Your goal
List each line of the data that holds the string "wspólnoty".

[Recorded data]
▼

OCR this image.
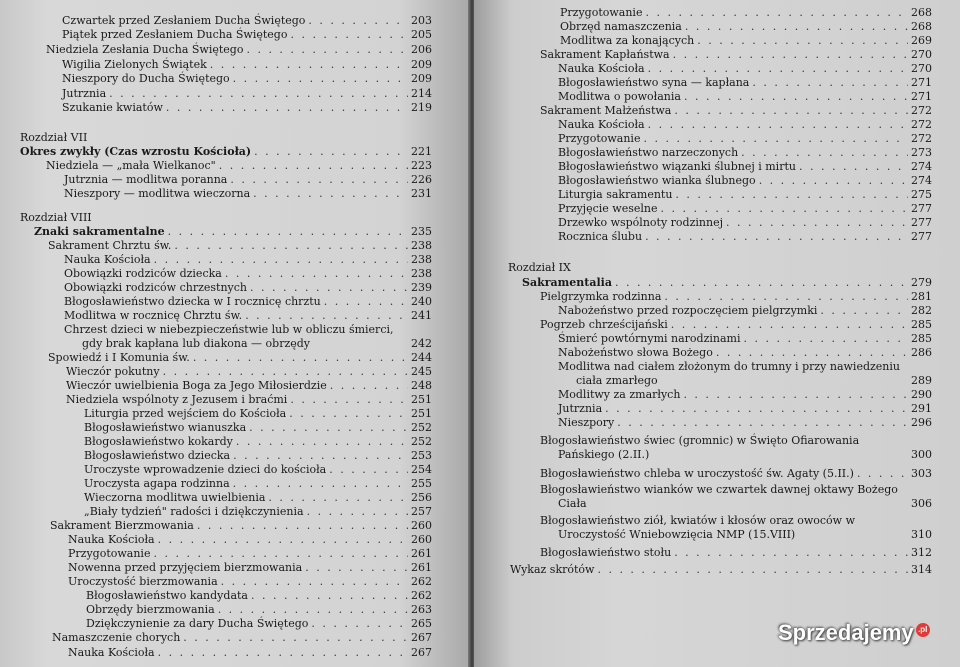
Czwartek przed Zesłaniem Ducha Świętego . . .	203
Piątek przed Zesłaniem Ducha Świętego . . .	205
Niedziela Zesłania Ducha Świętego . . .	206
Wigilia Zielonych Świątek . . .	209
Nieszpory do Ducha Świętego . . .	209
Jutrznia . . .	214
Szukanie kwiatów . . .	219
Rozdział VII
Okres zwykły (Czas wzrostu Kościoła) . . .	221
Niedziela — „mała Wielkanoc" . . .	223
Jutrznia — modlitwa poranna . . .	226
Nieszpory — modlitwa wieczorna . . .	231
Rozdział VIII
Znaki sakramentalne . . .	235
Sakrament Chrztu św. . . .	238
Nauka Kościoła . . .	238
Obowiązki rodziców dziecka . . .	238
Obowiązki rodziców chrzestnych . . .	239
Błogosławieństwo dziecka w I rocznicę chrztu . . .	240
Modlitwa w rocznicę Chrztu św. . . .	241
Chrzest dzieci w niebezpieczeństwie lub w obliczu śmierci, gdy brak kapłana lub diakona — obrzędy	242
Spowiedź i I Komunia św. . . .	244
Wieczór pokutny . . .	245
Wieczór uwielbienia Boga za Jego Miłosierdzie . . .	248
Niedziela wspólnoty z Jezusem i braćmi . . .	251
Liturgia przed wejściem do Kościoła . . .	251
Błogosławieństwo wianuszka . . .	252
Błogosławieństwo kokardy . . .	252
Błogosławieństwo dziecka . . .	253
Uroczyste wprowadzenie dzieci do kościoła . . .	254
Uroczysta agapa rodzinna . . .	255
Wieczorna modlitwa uwielbienia . . .	256
„Biały tydzień" radości i dziękczynienia . . .	257
Sakrament Bierzmowania . . .	260
Nauka Kościoła . . .	260
Przygotowanie . . .	261
Nowenna przed przyjęciem bierzmowania . . .	261
Uroczystość bierzmowania . . .	262
Błogosławieństwo kandydata . . .	262
Obrzędy bierzmowania . . .	263
Dziękczynienie za dary Ducha Świętego . . .	265
Namaszczenie chorych . . .	267
Nauka Kościoła . . .	267
Przygotowanie . . .	268
Obrzęd namaszczenia . . .	268
Modlitwa za konających . . .	269
Sakrament Kapłaństwa . . .	270
Nauka Kościoła . . .	270
Błogosławieństwo syna — kapłana . . .	271
Modlitwa o powołania . . .	271
Sakrament Małżeństwa . . .	272
Nauka Kościoła . . .	272
Przygotowanie . . .	272
Błogosławieństwo narzeczonych . . .	273
Błogosławieństwo wiązanki ślubnej i mirtu . . .	274
Błogosławieństwo wianka ślubnego . . .	274
Liturgia sakramentu . . .	275
Przyjęcie weselne . . .	277
Drzewko wspólnoty rodzinnej . . .	277
Rocznica ślubu . . .	277
Rozdział IX
Sakramentalia . . .	279
Pielgrzymka rodzinna . . .	281
Nabożeństwo przed rozpoczęciem pielgrzymki . . .	282
Pogrzeb chrześcijański . . .	285
Śmierć powtórnymi narodzinami . . .	285
Nabożeństwo słowa Bożego . . .	286
Modlitwa nad ciałem złożonym do trumny i przy nawiedzeniu ciała zmarłego	289
Modlitwy za zmarłych . . .	290
Jutrznia . . .	291
Nieszpory . . .	296
Błogosławieństwo świec (gromnic) w Święto Ofiarowania Pańskiego (2.II.)	300
Błogosławieństwo chleba w uroczystość św. Agaty (5.II.) . . .	303
Błogosławieństwo wianków we czwartek dawnej oktawy Bożego Ciała	306
Błogosławieństwo ziół, kwiatów i kłosów oraz owoców w Uroczystość Wniebowzięcia NMP (15.VIII)	310
Błogosławieństwo stołu . . .	312
Wykaz skrótów . . .	314
Sprzedajemy .pl
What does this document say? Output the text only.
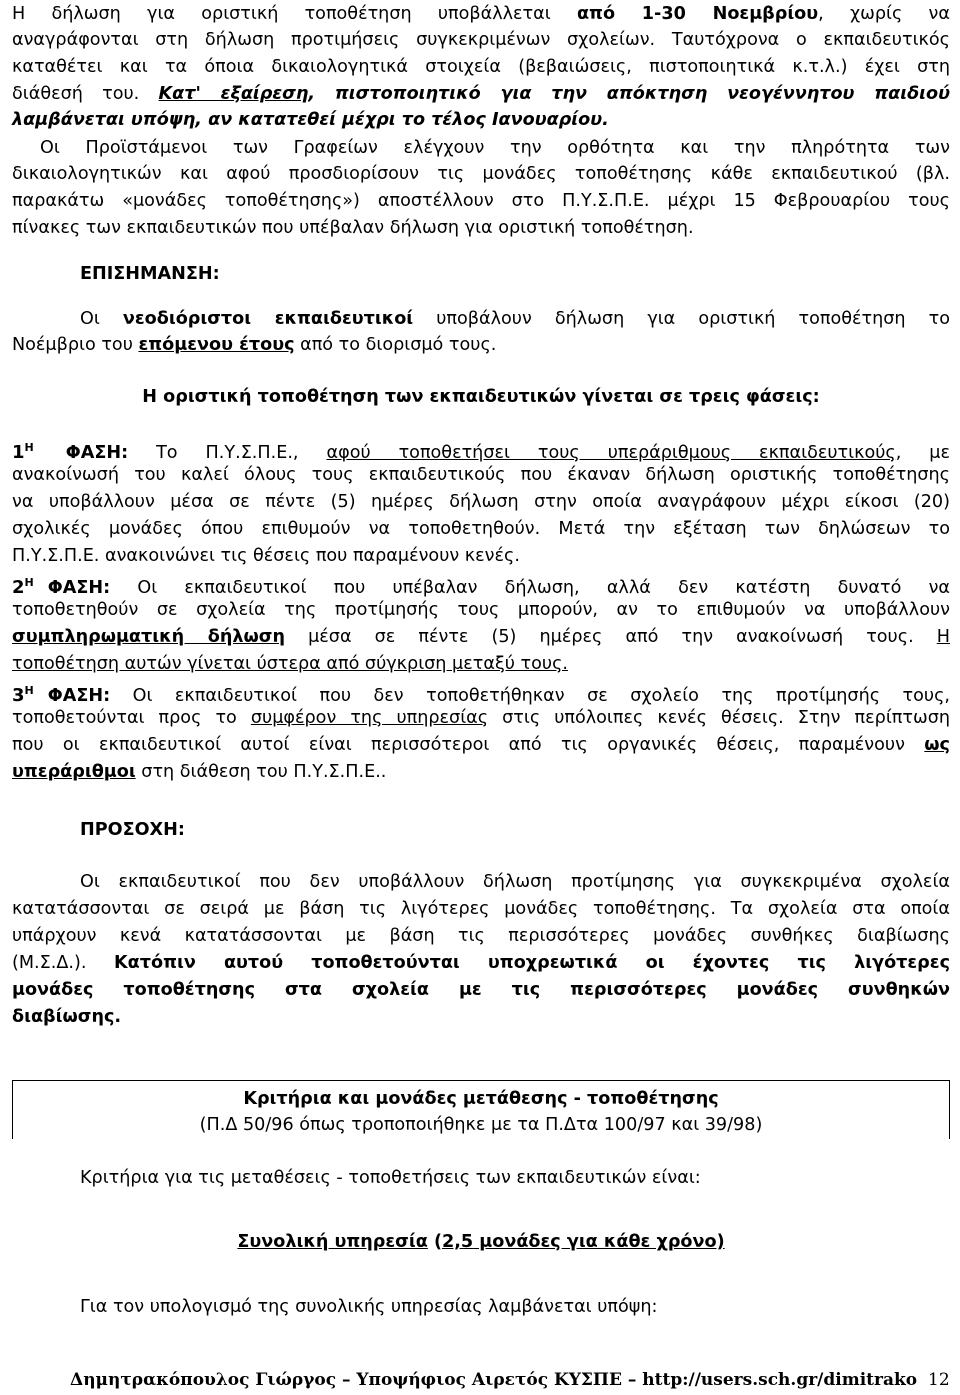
Η δήλωση για οριστική τοποθέτηση υποβάλλεται από 1-30 Νοεμβρίου, χωρίς να
αναγράφονται στη δήλωση προτιμήσεις συγκεκριμένων σχολείων. Ταυτόχρονα ο εκπαιδευτικός
καταθέτει και τα όποια δικαιολογητικά στοιχεία (βεβαιώσεις, πιστοποιητικά κ.τ.λ.) έχει στη
διάθεσή του. Κατ' εξαίρεση, πιστοποιητικό για την απόκτηση νεογέννητου παιδιού
λαμβάνεται υπόψη, αν κατατεθεί μέχρι το τέλος Ιανουαρίου.
Οι Προϊστάμενοι των Γραφείων ελέγχουν την ορθότητα και την πληρότητα των
δικαιολογητικών και αφού προσδιορίσουν τις μονάδες τοποθέτησης κάθε εκπαιδευτικού (βλ.
παρακάτω «μονάδες τοποθέτησης») αποστέλλουν στο Π.Υ.Σ.Π.Ε. μέχρι 15 Φεβρουαρίου τους
πίνακες των εκπαιδευτικών που υπέβαλαν δήλωση για οριστική τοποθέτηση.
ΕΠΙΣΗΜΑΝΣΗ:
Οι νεοδιόριστοι εκπαιδευτικοί υποβάλουν δήλωση για οριστική τοποθέτηση το
Νοέμβριο του επόμενου έτους από το διορισμό τους.
Η οριστική τοποθέτηση των εκπαιδευτικών γίνεται σε τρεις φάσεις:
$1^H$ ΦΑΣΗ: Το Π.Υ.Σ.Π.Ε., αφού τοποθετήσει τους υπεράριθμους εκπαιδευτικούς, με
ανακοίνωσή του καλεί όλους τους εκπαιδευτικούς που έκαναν δήλωση οριστικής τοποθέτησης
να υποβάλλουν μέσα σε πέντε (5) ημέρες δήλωση στην οποία αναγράφουν μέχρι είκοσι (20)
σχολικές μονάδες όπου επιθυμούν να τοποθετηθούν. Μετά την εξέταση των δηλώσεων το
Π.Υ.Σ.Π.Ε. ανακοινώνει τις θέσεις που παραμένουν κενές.
$2^H$ ΦΑΣΗ: Οι εκπαιδευτικοί που υπέβαλαν δήλωση, αλλά δεν κατέστη δυνατό να
τοποθετηθούν σε σχολεία της προτίμησής τους μπορούν, αν το επιθυμούν να υποβάλλουν
συμπληρωματική δήλωση μέσα σε πέντε (5) ημέρες από την ανακοίνωσή τους. Η
τοποθέτηση αυτών γίνεται ύστερα από σύγκριση μεταξύ τους.
$3^H$ ΦΑΣΗ: Οι εκπαιδευτικοί που δεν τοποθετήθηκαν σε σχολείο της προτίμησής τους,
τοποθετούνται προς το συμφέρον της υπηρεσίας στις υπόλοιπες κενές θέσεις. Στην περίπτωση
που οι εκπαιδευτικοί αυτοί είναι περισσότεροι από τις οργανικές θέσεις, παραμένουν ως
υπεράριθμοι στη διάθεση του Π.Υ.Σ.Π.Ε..
ΠΡΟΣΟΧΗ:
Οι εκπαιδευτικοί που δεν υποβάλλουν δήλωση προτίμησης για συγκεκριμένα σχολεία
κατατάσσονται σε σειρά με βάση τις λιγότερες μονάδες τοποθέτησης. Τα σχολεία στα οποία
υπάρχουν κενά κατατάσσονται με βάση τις περισσότερες μονάδες συνθήκες διαβίωσης
(Μ.Σ.Δ.). Κατόπιν αυτού τοποθετούνται υποχρεωτικά οι έχοντες τις λιγότερες
μονάδες τοποθέτησης στα σχολεία με τις περισσότερες μονάδες συνθηκών
διαβίωσης.
Κριτήρια και μονάδες μετάθεσης - τοποθέτησης
(Π.Δ 50/96 όπως τροποποιήθηκε με τα Π.Δτα 100/97 και 39/98)
Κριτήρια για τις μεταθέσεις - τοποθετήσεις των εκπαιδευτικών είναι:
Συνολική υπηρεσία (2,5 μονάδες για κάθε χρόνο)
Για τον υπολογισμό της συνολικής υπηρεσίας λαμβάνεται υπόψη:
Δημητρακόπουλος Γιώργος – Υποψήφιος Αιρετός ΚΥΣΠΕ – http://users.sch.gr/dimitrako 12
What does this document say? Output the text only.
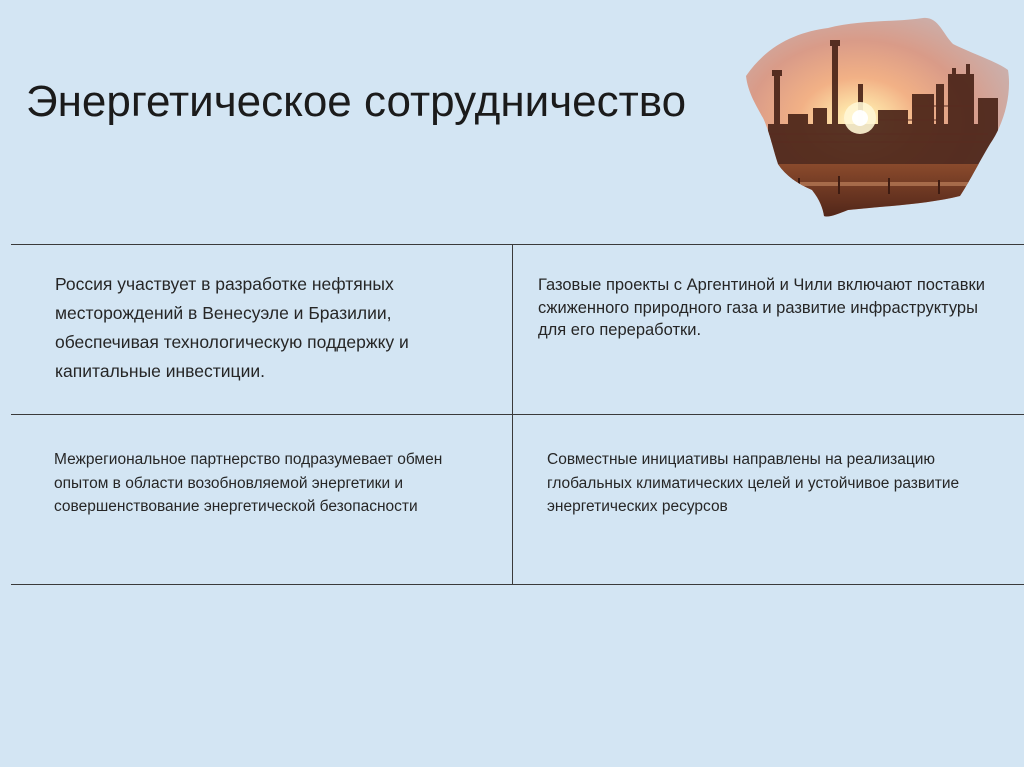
Энергетическое сотрудничество
Россия участвует в разработке нефтяных месторождений в Венесуэле и Бразилии, обеспечивая технологическую поддержку и капитальные инвестиции.
Газовые проекты с Аргентиной и Чили включают поставки сжиженного природного газа и развитие инфраструктуры для его переработки.
Межрегиональное партнерство подразумевает обмен опытом в области возобновляемой энергетики и совершенствование энергетической безопасности
Совместные инициативы направлены на реализацию глобальных климатических целей и устойчивое развитие энергетических ресурсов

▲

Solution to this exercise
Niedziela wspólnoty z Jezusem i braćmi . . .	251
Drzewko wspólnoty rodzinnej . . .	277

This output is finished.